Of course, I got over the fact that I was being unrealistic and hopelessly hopelessly romantic about the whole affair and future of my relationship with the wine girl, but when the sadness of leaving continued to weigh upon me, I began to realize that – as a general feeling of sadness and regret that I felt in each city was actually not a feeling rooted in regret for not having fully taken advantage of the city. Of course there were fun and unique things to do in both of them, but I didn’t feel terrible that I hadn’t taken a tour of the Capital or gone to the top of the Empire State Building. No. What I realized was that the sadness that I felt was rooted not in geography but in humanity – the people that had made my time in each city so wonderful and unique and worth the plane ticket and the cramped seat.

▶ **Dataset extract**
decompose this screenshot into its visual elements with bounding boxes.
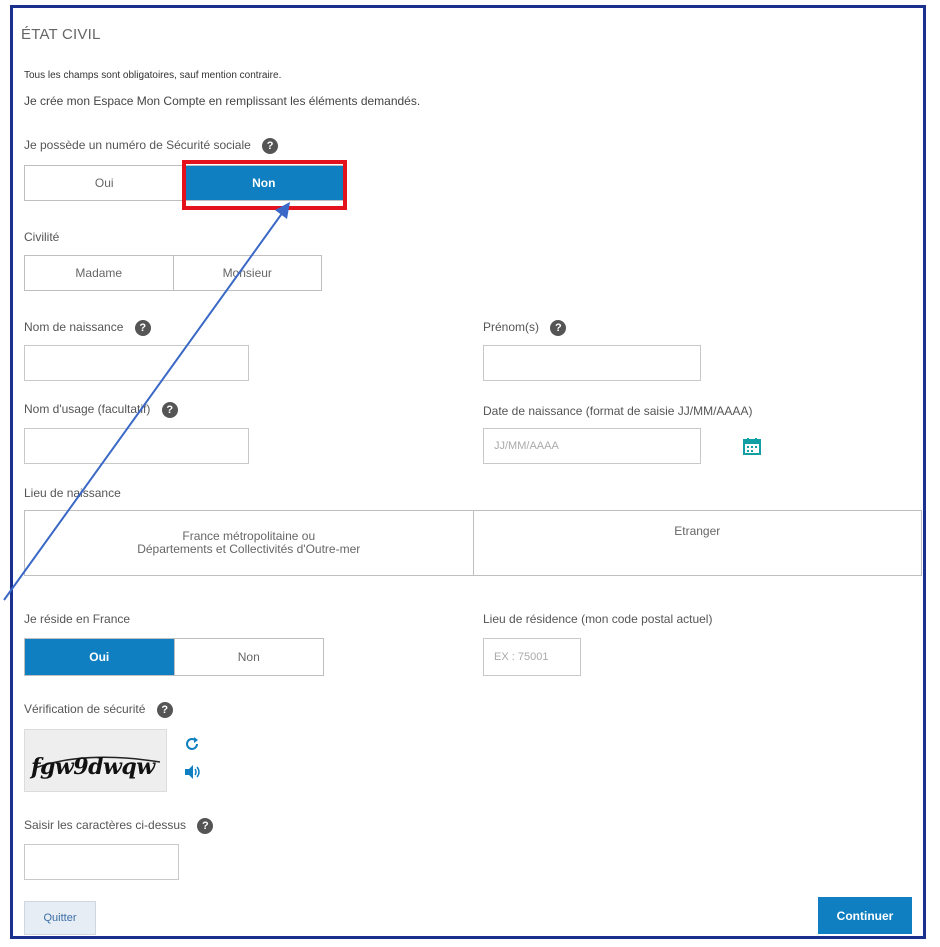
annotation-arrow: [3, 202, 290, 601]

▶ **Exercise instructions**
1: Answer briefly from the passage on leaving each city:
(a) Which two sights does the narrator say they did not feel terrible about missing?
(b) Whom is the narrator's relationship with?
(c) Rather than geography, what does the narrator say the sadness was rooted in?
2: Carry on the passage on leaving each city, picking up after its last sentence.

▶ **Response list**
1:
(a) A tour of the Capital and going to the top of the Empire State Building.
(b) The wine girl.
(c) Humanity: the people who had made the narrator's time in each city so wonderful and unique.

2:
My ties to these cities and the connections that I made with them were based solely upon the people with whom I had had the absolute pleasure of sharing it. It is why walking the entire length of Chicago with Taylor last summer is still one of my best memories. It is why the Tamarins that are the happiest are the ones that share in the fury of new discovery and experience with other Tamarins – you little takers of lemons and makers of lemonade.

It was the people not the places that were making me feel so sick about leaving D.C. and so sick about leaving New York.

****

The other night, I went with my brother and sister-in-law and some other folks to a Fourth of July balloon-glow and fireworks display. We sat out on a small green hill away from the bulk of the crowd and spread out a blanket and covered it with little plastic containers of potato salad and barbecue, which we ate on paper plates with beer and bottled water. It was hot and the mosquitoes were out – hovering around our ankles and our ears.

The night grew darker as the horribly awful band continued to play. We only wanted fireworks and yet it seemed as though they would never come. Hours passed.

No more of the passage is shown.